-- START STORED DATA --

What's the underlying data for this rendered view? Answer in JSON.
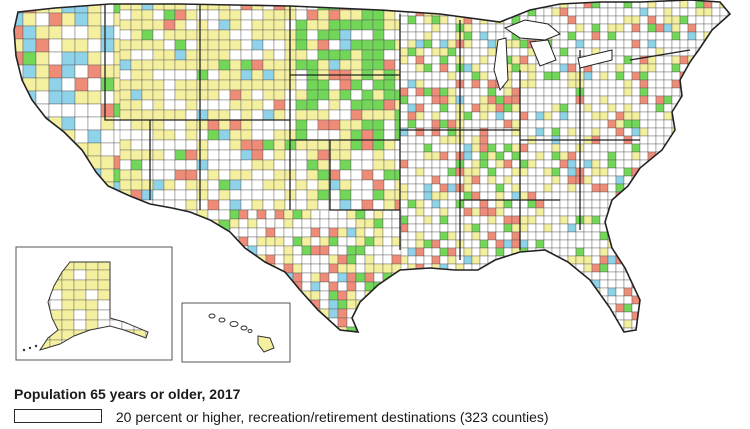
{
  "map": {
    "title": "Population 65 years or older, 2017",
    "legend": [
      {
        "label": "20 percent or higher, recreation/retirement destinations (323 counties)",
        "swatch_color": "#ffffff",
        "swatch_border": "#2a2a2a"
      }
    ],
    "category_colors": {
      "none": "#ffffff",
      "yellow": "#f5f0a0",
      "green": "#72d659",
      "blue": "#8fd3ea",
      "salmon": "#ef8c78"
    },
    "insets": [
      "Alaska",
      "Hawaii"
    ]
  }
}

-- END STORED DATA --

INSTRUCTIONS FOR THE TASK: Leave out the pictures and copy every record above exactly.

TASK OUTPUT:
What's the underlying data for this rendered view? Answer in JSON.
{
  "map": {
    "title": "Population 65 years or older, 2017",
    "legend": [
      {
        "label": "20 percent or higher, recreation/retirement destinations (323 counties)",
        "swatch_color": "#ffffff",
        "swatch_border": "#2a2a2a"
      }
    ],
    "category_colors": {
      "none": "#ffffff",
      "yellow": "#f5f0a0",
      "green": "#72d659",
      "blue": "#8fd3ea",
      "salmon": "#ef8c78"
    },
    "insets": [
      "Alaska",
      "Hawaii"
    ]
  }
}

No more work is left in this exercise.